*REQUIRED ACTION*
Lines holding the word "delta" are the ones to copy from the data below.

*Records from a data collection*
────────
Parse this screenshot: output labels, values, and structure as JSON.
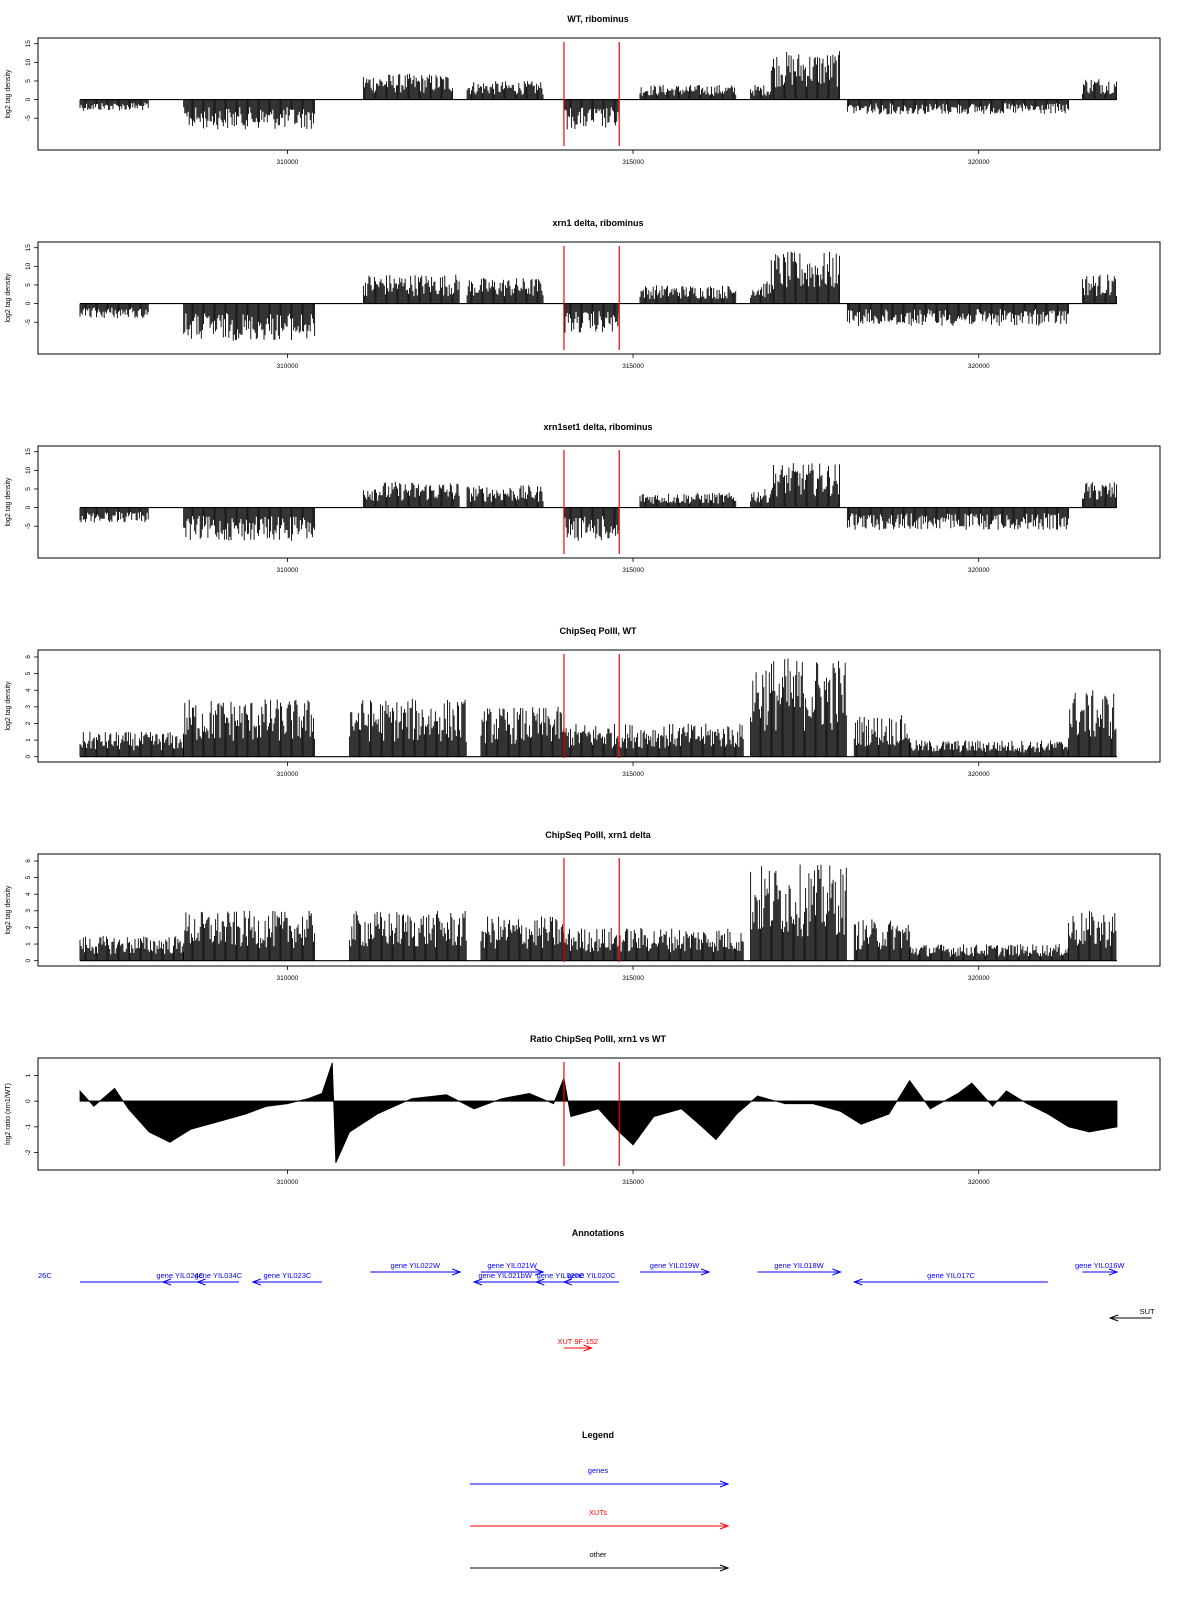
{
  "colors": {
    "genes": "#0000ff",
    "xuts": "#ff0000",
    "other": "#000000",
    "marker": "#ff0000",
    "bars": "#000000"
  },
  "chart_data": [
    {
      "type": "bar",
      "title": "WT, ribominus",
      "ylabel": "log2 tag density",
      "xlim": [
        307000,
        322000
      ],
      "ylim": [
        -13,
        16
      ],
      "xticks": [
        310000,
        315000,
        320000
      ],
      "yticks": [
        -5,
        0,
        5,
        10,
        15
      ],
      "markers_x": [
        314000,
        314800
      ],
      "segments": [
        {
          "from": 307000,
          "to": 308000,
          "amp": 3,
          "sign": -1
        },
        {
          "from": 308500,
          "to": 310400,
          "amp": 8,
          "sign": -1
        },
        {
          "from": 311100,
          "to": 312400,
          "amp": 7,
          "sign": 1
        },
        {
          "from": 312600,
          "to": 313700,
          "amp": 5,
          "sign": 1
        },
        {
          "from": 314000,
          "to": 314800,
          "amp": 8,
          "sign": -1
        },
        {
          "from": 315100,
          "to": 316500,
          "amp": 4,
          "sign": 1
        },
        {
          "from": 316700,
          "to": 317000,
          "amp": 4,
          "sign": 1
        },
        {
          "from": 317000,
          "to": 318000,
          "amp": 13,
          "sign": 1
        },
        {
          "from": 318100,
          "to": 321300,
          "amp": 4,
          "sign": -1
        },
        {
          "from": 321500,
          "to": 322000,
          "amp": 6,
          "sign": 1
        }
      ]
    },
    {
      "type": "bar",
      "title": "xrn1 delta, ribominus",
      "ylabel": "log2 tag density",
      "xlim": [
        307000,
        322000
      ],
      "ylim": [
        -13,
        16
      ],
      "xticks": [
        310000,
        315000,
        320000
      ],
      "yticks": [
        -5,
        0,
        5,
        10,
        15
      ],
      "markers_x": [
        314000,
        314800
      ],
      "segments": [
        {
          "from": 307000,
          "to": 308000,
          "amp": 4,
          "sign": -1
        },
        {
          "from": 308500,
          "to": 310400,
          "amp": 10,
          "sign": -1
        },
        {
          "from": 311100,
          "to": 312500,
          "amp": 8,
          "sign": 1
        },
        {
          "from": 312600,
          "to": 313700,
          "amp": 7,
          "sign": 1
        },
        {
          "from": 314000,
          "to": 314800,
          "amp": 8,
          "sign": -1
        },
        {
          "from": 315100,
          "to": 316500,
          "amp": 5,
          "sign": 1
        },
        {
          "from": 316700,
          "to": 317000,
          "amp": 6,
          "sign": 1
        },
        {
          "from": 317000,
          "to": 318000,
          "amp": 14,
          "sign": 1
        },
        {
          "from": 318100,
          "to": 321300,
          "amp": 6,
          "sign": -1
        },
        {
          "from": 321500,
          "to": 322000,
          "amp": 8,
          "sign": 1
        }
      ]
    },
    {
      "type": "bar",
      "title": "xrn1set1 delta, ribominus",
      "ylabel": "log2 tag density",
      "xlim": [
        307000,
        322000
      ],
      "ylim": [
        -13,
        16
      ],
      "xticks": [
        310000,
        315000,
        320000
      ],
      "yticks": [
        -5,
        0,
        5,
        10,
        15
      ],
      "markers_x": [
        314000,
        314800
      ],
      "segments": [
        {
          "from": 307000,
          "to": 308000,
          "amp": 4,
          "sign": -1
        },
        {
          "from": 308500,
          "to": 310400,
          "amp": 9,
          "sign": -1
        },
        {
          "from": 311100,
          "to": 312500,
          "amp": 7,
          "sign": 1
        },
        {
          "from": 312600,
          "to": 313700,
          "amp": 6,
          "sign": 1
        },
        {
          "from": 314000,
          "to": 314800,
          "amp": 9,
          "sign": -1
        },
        {
          "from": 315100,
          "to": 316500,
          "amp": 4,
          "sign": 1
        },
        {
          "from": 316700,
          "to": 317000,
          "amp": 5,
          "sign": 1
        },
        {
          "from": 317000,
          "to": 318000,
          "amp": 12,
          "sign": 1
        },
        {
          "from": 318100,
          "to": 321300,
          "amp": 6,
          "sign": -1
        },
        {
          "from": 321500,
          "to": 322000,
          "amp": 7,
          "sign": 1
        }
      ]
    },
    {
      "type": "bar",
      "title": "ChipSeq PolII, WT",
      "ylabel": "log2 tag density",
      "xlim": [
        307000,
        322000
      ],
      "ylim": [
        -0.2,
        6.3
      ],
      "xticks": [
        310000,
        315000,
        320000
      ],
      "yticks": [
        0,
        1,
        2,
        3,
        4,
        5,
        6
      ],
      "markers_x": [
        314000,
        314800
      ],
      "segments": [
        {
          "from": 307000,
          "to": 308500,
          "amp": 1.5,
          "sign": 1
        },
        {
          "from": 308500,
          "to": 310400,
          "amp": 3.5,
          "sign": 1
        },
        {
          "from": 310900,
          "to": 312600,
          "amp": 3.5,
          "sign": 1
        },
        {
          "from": 312800,
          "to": 314000,
          "amp": 3,
          "sign": 1
        },
        {
          "from": 314000,
          "to": 316600,
          "amp": 2,
          "sign": 1
        },
        {
          "from": 316700,
          "to": 318100,
          "amp": 6,
          "sign": 1
        },
        {
          "from": 318200,
          "to": 319000,
          "amp": 2.5,
          "sign": 1
        },
        {
          "from": 319000,
          "to": 321300,
          "amp": 1,
          "sign": 1
        },
        {
          "from": 321300,
          "to": 322000,
          "amp": 4,
          "sign": 1
        }
      ]
    },
    {
      "type": "bar",
      "title": "ChipSeq PolII, xrn1 delta",
      "ylabel": "log2 tag density",
      "xlim": [
        307000,
        322000
      ],
      "ylim": [
        -0.2,
        6.3
      ],
      "xticks": [
        310000,
        315000,
        320000
      ],
      "yticks": [
        0,
        1,
        2,
        3,
        4,
        5,
        6
      ],
      "markers_x": [
        314000,
        314800
      ],
      "segments": [
        {
          "from": 307000,
          "to": 308500,
          "amp": 1.5,
          "sign": 1
        },
        {
          "from": 308500,
          "to": 310400,
          "amp": 3,
          "sign": 1
        },
        {
          "from": 310900,
          "to": 312600,
          "amp": 3,
          "sign": 1
        },
        {
          "from": 312800,
          "to": 314000,
          "amp": 2.7,
          "sign": 1
        },
        {
          "from": 314000,
          "to": 316600,
          "amp": 2,
          "sign": 1
        },
        {
          "from": 316700,
          "to": 318100,
          "amp": 5.8,
          "sign": 1
        },
        {
          "from": 318200,
          "to": 319000,
          "amp": 2.5,
          "sign": 1
        },
        {
          "from": 319000,
          "to": 321300,
          "amp": 1,
          "sign": 1
        },
        {
          "from": 321300,
          "to": 322000,
          "amp": 3,
          "sign": 1
        }
      ]
    },
    {
      "type": "area",
      "title": "Ratio ChipSeq PolII, xrn1 vs WT",
      "ylabel": "log2 ratio (xrn1/WT)",
      "xlim": [
        307000,
        322000
      ],
      "ylim": [
        -2.6,
        1.6
      ],
      "xticks": [
        310000,
        315000,
        320000
      ],
      "yticks": [
        -2,
        -1,
        0,
        1
      ],
      "markers_x": [
        314000,
        314800
      ],
      "profile": [
        [
          307000,
          0.4
        ],
        [
          307200,
          -0.2
        ],
        [
          307500,
          0.5
        ],
        [
          307700,
          -0.3
        ],
        [
          308000,
          -1.2
        ],
        [
          308300,
          -1.6
        ],
        [
          308600,
          -1.1
        ],
        [
          309000,
          -0.8
        ],
        [
          309400,
          -0.5
        ],
        [
          309700,
          -0.2
        ],
        [
          310000,
          -0.1
        ],
        [
          310300,
          0.1
        ],
        [
          310500,
          0.3
        ],
        [
          310650,
          1.5
        ],
        [
          310700,
          -2.4
        ],
        [
          310900,
          -1.2
        ],
        [
          311300,
          -0.5
        ],
        [
          311800,
          0.1
        ],
        [
          312300,
          0.25
        ],
        [
          312700,
          -0.3
        ],
        [
          313100,
          0.1
        ],
        [
          313500,
          0.3
        ],
        [
          313850,
          -0.1
        ],
        [
          314000,
          0.9
        ],
        [
          314100,
          -0.6
        ],
        [
          314500,
          -0.3
        ],
        [
          314800,
          -1.2
        ],
        [
          315000,
          -1.7
        ],
        [
          315300,
          -0.6
        ],
        [
          315700,
          -0.3
        ],
        [
          316000,
          -1.0
        ],
        [
          316200,
          -1.5
        ],
        [
          316500,
          -0.5
        ],
        [
          316800,
          0.2
        ],
        [
          317200,
          -0.1
        ],
        [
          317600,
          -0.1
        ],
        [
          318000,
          -0.4
        ],
        [
          318300,
          -0.9
        ],
        [
          318700,
          -0.5
        ],
        [
          319000,
          0.8
        ],
        [
          319300,
          -0.3
        ],
        [
          319700,
          0.3
        ],
        [
          319900,
          0.7
        ],
        [
          320200,
          -0.2
        ],
        [
          320400,
          0.4
        ],
        [
          320700,
          -0.1
        ],
        [
          321000,
          -0.5
        ],
        [
          321300,
          -1.0
        ],
        [
          321600,
          -1.2
        ],
        [
          322000,
          -1.0
        ]
      ]
    }
  ],
  "annotations": {
    "title": "Annotations",
    "items": [
      {
        "label": "26C",
        "color": "genes",
        "from": 307000,
        "to": 308600,
        "dir": "none",
        "row": 2
      },
      {
        "label": "gene YIL024C",
        "color": "genes",
        "from": 308200,
        "to": 308700,
        "dir": "left",
        "row": 2
      },
      {
        "label": "gene YIL034C",
        "color": "genes",
        "from": 308700,
        "to": 309300,
        "dir": "left",
        "row": 2
      },
      {
        "label": "gene YIL023C",
        "color": "genes",
        "from": 309500,
        "to": 310500,
        "dir": "left",
        "row": 2
      },
      {
        "label": "gene YIL022W",
        "color": "genes",
        "from": 311200,
        "to": 312500,
        "dir": "right",
        "row": 1
      },
      {
        "label": "gene YIL021W",
        "color": "genes",
        "from": 312800,
        "to": 313700,
        "dir": "right",
        "row": 1
      },
      {
        "label": "gene YIL021bW",
        "color": "genes",
        "from": 312700,
        "to": 313600,
        "dir": "left",
        "row": 2
      },
      {
        "label": "gene YIL020C",
        "color": "genes",
        "from": 313600,
        "to": 314300,
        "dir": "left",
        "row": 2
      },
      {
        "label": "gene YIL020C",
        "color": "genes",
        "from": 314000,
        "to": 314800,
        "dir": "left",
        "row": 2
      },
      {
        "label": "gene YIL019W",
        "color": "genes",
        "from": 315100,
        "to": 316100,
        "dir": "right",
        "row": 1
      },
      {
        "label": "gene YIL018W",
        "color": "genes",
        "from": 316800,
        "to": 318000,
        "dir": "right",
        "row": 1
      },
      {
        "label": "gene YIL017C",
        "color": "genes",
        "from": 318200,
        "to": 321000,
        "dir": "left",
        "row": 2
      },
      {
        "label": "gene YIL016W",
        "color": "genes",
        "from": 321500,
        "to": 322000,
        "dir": "right",
        "row": 1
      },
      {
        "label": "SUT",
        "color": "other",
        "from": 321900,
        "to": 322500,
        "dir": "left",
        "row": 3
      },
      {
        "label": "XUT 9F-152",
        "color": "xuts",
        "from": 314000,
        "to": 314400,
        "dir": "right",
        "row": 4
      }
    ]
  },
  "legend": {
    "title": "Legend",
    "items": [
      {
        "label": "genes",
        "color": "genes"
      },
      {
        "label": "XUTs",
        "color": "xuts"
      },
      {
        "label": "other",
        "color": "other"
      }
    ]
  }
}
────────
*SOLUTION TO THE EXERCISE*
      "title": "xrn1 delta, ribominus",
      "title": "xrn1set1 delta, ribominus",
      "title": "ChipSeq PolII, xrn1 delta",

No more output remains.